## What is being asked
What is the number of lines in these entries that include "this"? Write that number and no other text.

(A block of data)
_ _ _

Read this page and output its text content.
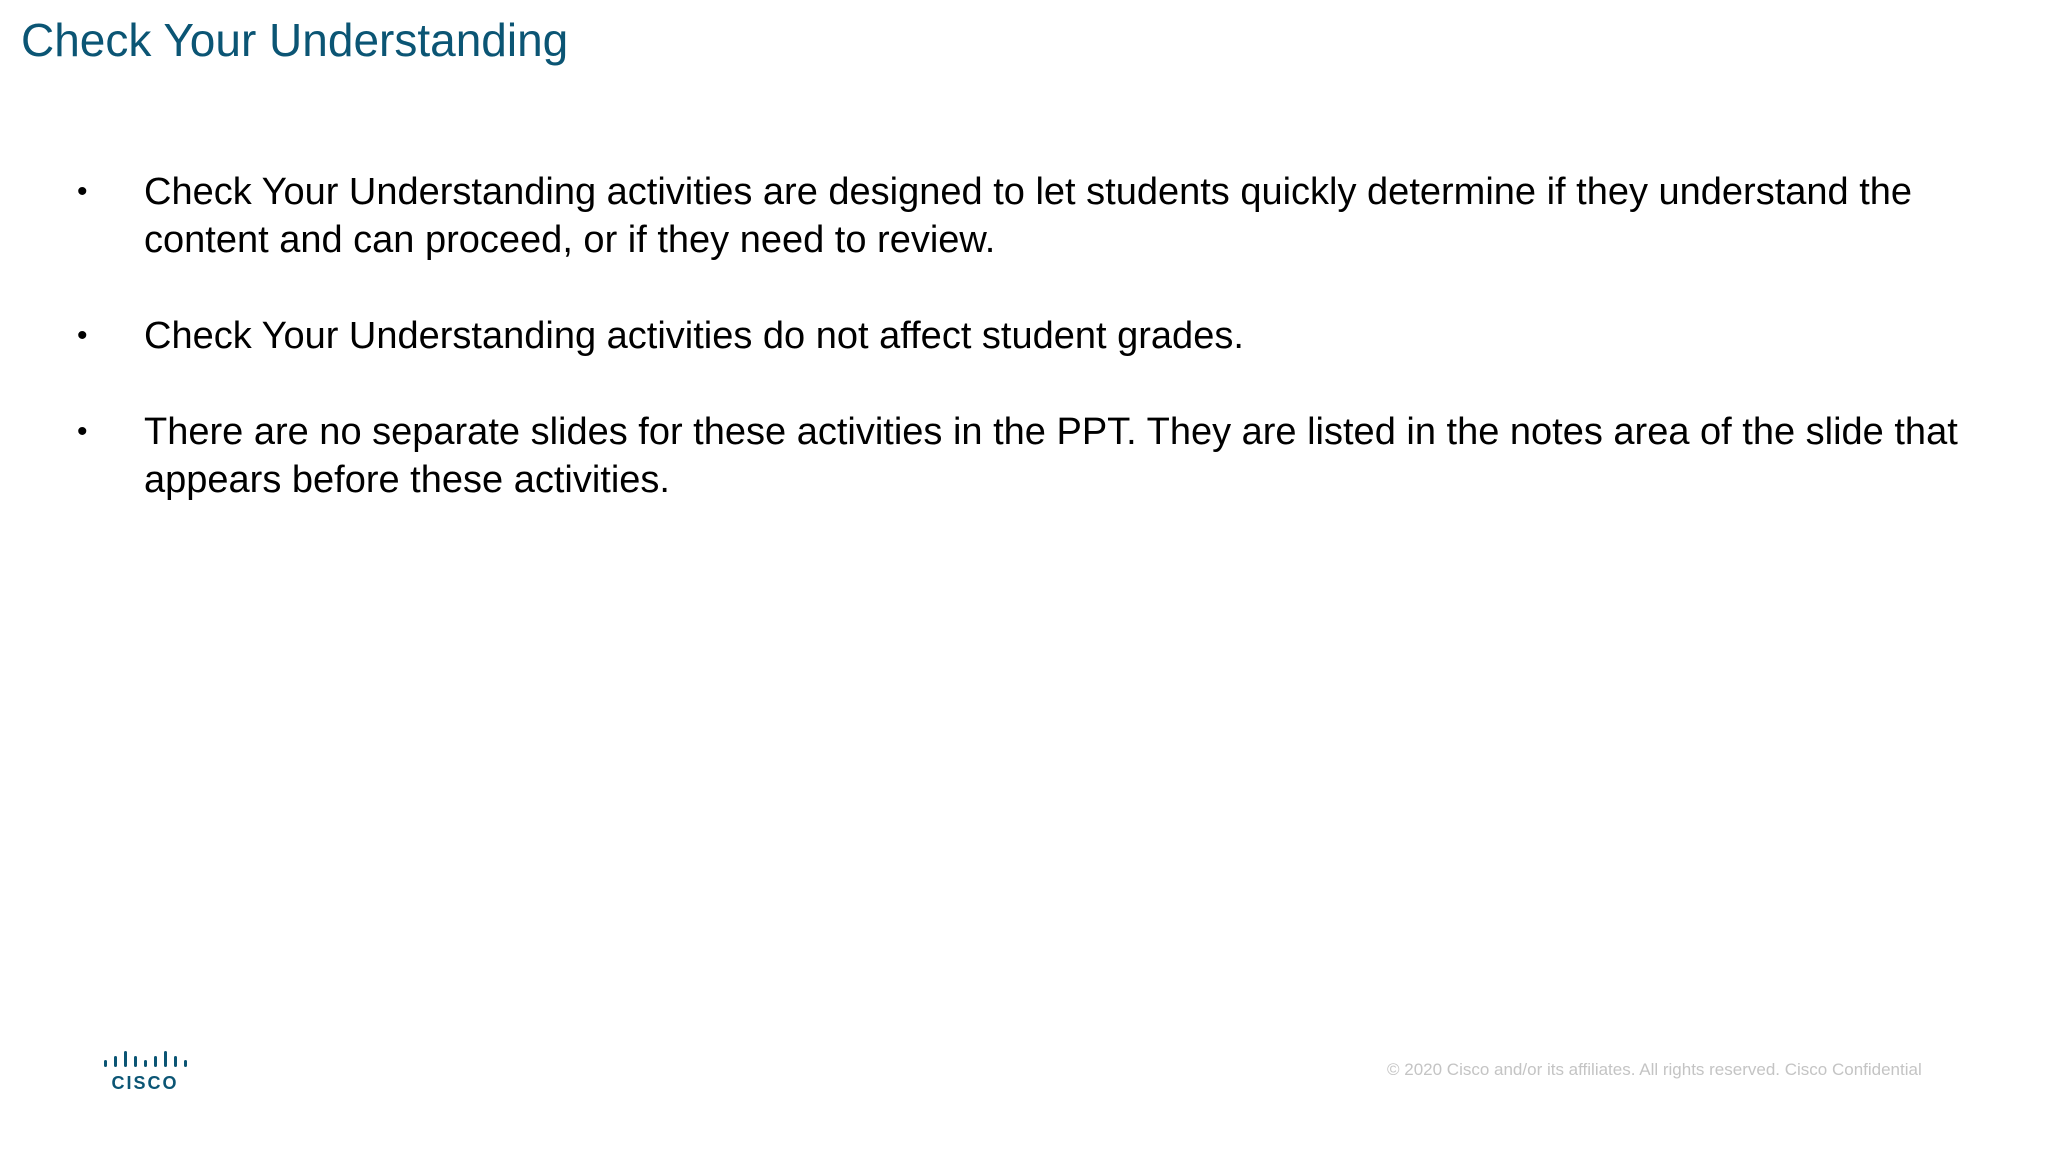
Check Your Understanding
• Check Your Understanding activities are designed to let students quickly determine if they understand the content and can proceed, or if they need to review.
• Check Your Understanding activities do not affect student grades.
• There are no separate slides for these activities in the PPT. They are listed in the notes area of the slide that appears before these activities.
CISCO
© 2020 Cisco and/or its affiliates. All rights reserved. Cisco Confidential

_ _ _

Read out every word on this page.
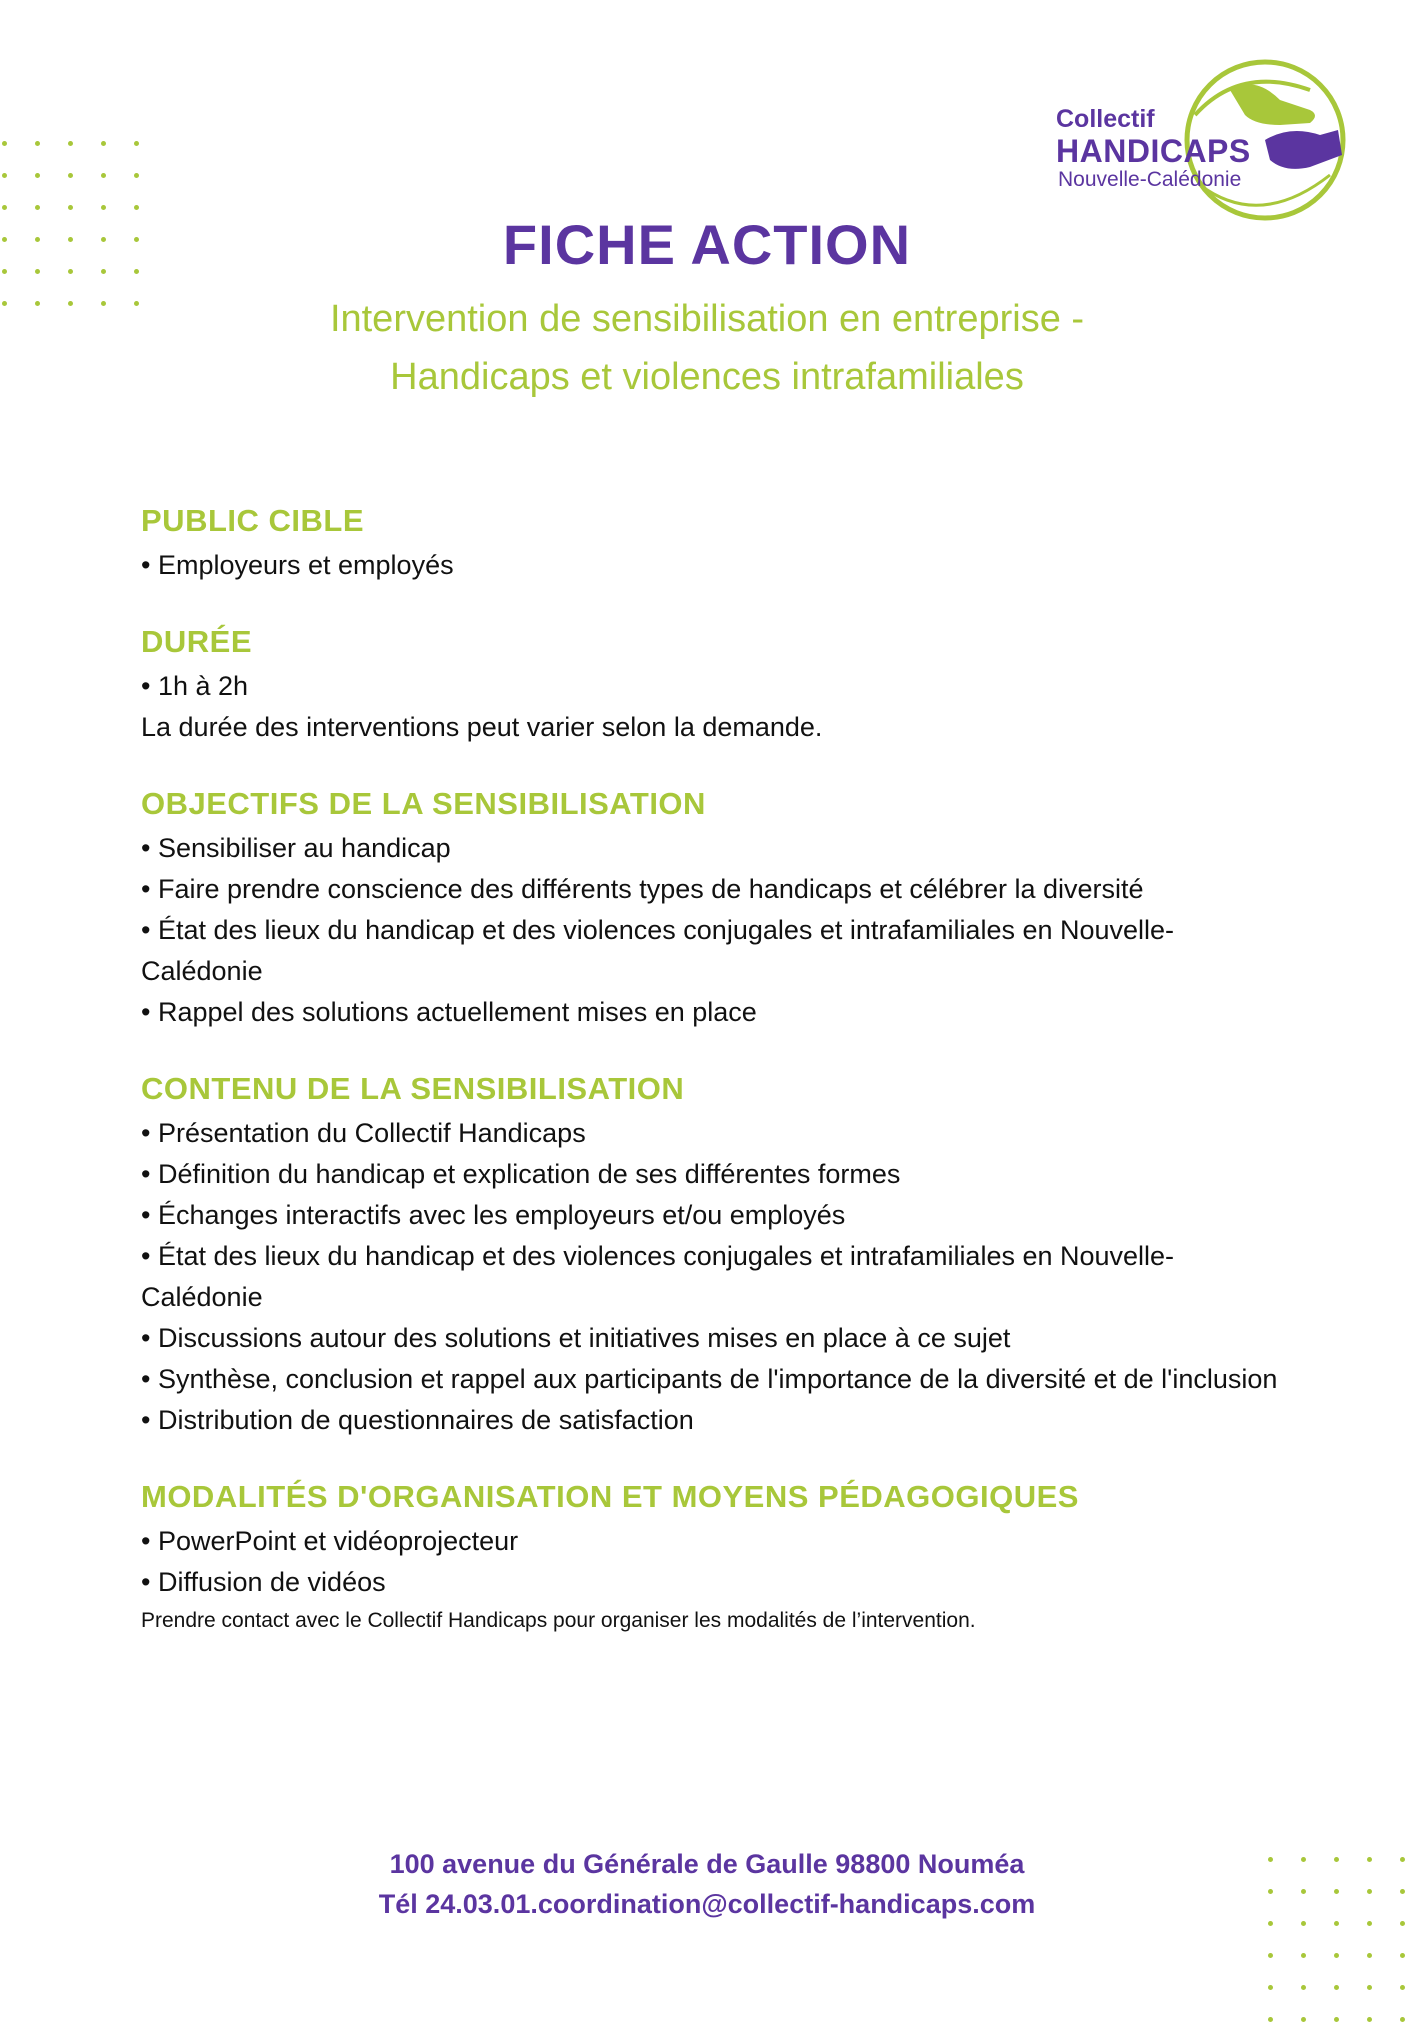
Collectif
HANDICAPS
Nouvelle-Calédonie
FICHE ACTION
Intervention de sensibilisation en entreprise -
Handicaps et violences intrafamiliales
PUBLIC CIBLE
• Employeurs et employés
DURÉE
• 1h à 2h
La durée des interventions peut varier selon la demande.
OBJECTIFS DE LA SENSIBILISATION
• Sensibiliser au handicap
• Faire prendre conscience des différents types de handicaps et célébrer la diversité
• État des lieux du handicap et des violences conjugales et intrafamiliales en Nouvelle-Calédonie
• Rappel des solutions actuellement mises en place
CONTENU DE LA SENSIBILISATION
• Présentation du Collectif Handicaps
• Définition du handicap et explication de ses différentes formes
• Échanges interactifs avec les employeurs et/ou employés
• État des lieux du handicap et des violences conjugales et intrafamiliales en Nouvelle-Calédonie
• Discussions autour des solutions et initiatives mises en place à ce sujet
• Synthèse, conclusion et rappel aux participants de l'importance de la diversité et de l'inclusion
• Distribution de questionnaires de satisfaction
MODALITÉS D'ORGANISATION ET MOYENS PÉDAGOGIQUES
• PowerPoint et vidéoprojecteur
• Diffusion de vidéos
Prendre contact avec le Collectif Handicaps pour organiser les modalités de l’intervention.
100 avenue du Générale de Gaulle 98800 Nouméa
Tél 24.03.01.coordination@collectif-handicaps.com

_ _ _

## Answer to the problem
2